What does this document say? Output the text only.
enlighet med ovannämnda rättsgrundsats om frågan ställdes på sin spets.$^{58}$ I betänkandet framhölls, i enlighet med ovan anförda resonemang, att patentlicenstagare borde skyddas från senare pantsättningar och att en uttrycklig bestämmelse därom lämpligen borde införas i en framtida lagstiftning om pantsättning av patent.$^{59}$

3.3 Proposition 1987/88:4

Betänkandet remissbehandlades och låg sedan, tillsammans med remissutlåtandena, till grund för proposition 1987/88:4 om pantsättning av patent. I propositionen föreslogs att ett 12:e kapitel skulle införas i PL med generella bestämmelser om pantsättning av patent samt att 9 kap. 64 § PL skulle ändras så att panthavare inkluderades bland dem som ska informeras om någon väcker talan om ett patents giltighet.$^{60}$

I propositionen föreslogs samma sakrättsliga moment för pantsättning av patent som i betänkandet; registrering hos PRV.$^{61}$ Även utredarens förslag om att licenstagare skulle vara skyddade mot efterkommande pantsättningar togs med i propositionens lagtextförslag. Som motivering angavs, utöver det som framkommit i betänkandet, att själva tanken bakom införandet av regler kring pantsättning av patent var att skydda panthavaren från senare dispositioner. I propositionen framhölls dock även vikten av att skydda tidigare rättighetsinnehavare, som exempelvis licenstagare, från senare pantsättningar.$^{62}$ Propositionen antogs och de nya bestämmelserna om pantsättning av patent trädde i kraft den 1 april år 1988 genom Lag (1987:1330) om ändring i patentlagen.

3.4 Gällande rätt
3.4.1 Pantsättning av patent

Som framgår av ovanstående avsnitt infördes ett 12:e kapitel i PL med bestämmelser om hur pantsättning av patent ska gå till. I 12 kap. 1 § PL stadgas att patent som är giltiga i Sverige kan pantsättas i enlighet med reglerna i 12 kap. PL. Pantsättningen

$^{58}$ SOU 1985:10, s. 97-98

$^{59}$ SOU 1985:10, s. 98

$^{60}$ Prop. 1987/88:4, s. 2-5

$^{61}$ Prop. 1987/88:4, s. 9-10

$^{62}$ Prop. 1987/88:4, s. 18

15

++++++++

> Task requirements:
Each line in the records above with "införas" must be returned.

> Answer to the problem:
enlighet med ovannämnda rättsgrundsats om frågan ställdes på sin spets.$^{58}$ I betänkandet framhölls, i enlighet med ovan anförda resonemang, att patentlicenstagare borde skyddas från senare pantsättningar och att en uttrycklig bestämmelse därom lämpligen borde införas i en framtida lagstiftning om pantsättning av patent.$^{59}$
Betänkandet remissbehandlades och låg sedan, tillsammans med remissutlåtandena, till grund för proposition 1987/88:4 om pantsättning av patent. I propositionen föreslogs att ett 12:e kapitel skulle införas i PL med generella bestämmelser om pantsättning av patent samt att 9 kap. 64 § PL skulle ändras så att panthavare inkluderades bland dem som ska informeras om någon väcker talan om ett patents giltighet.$^{60}$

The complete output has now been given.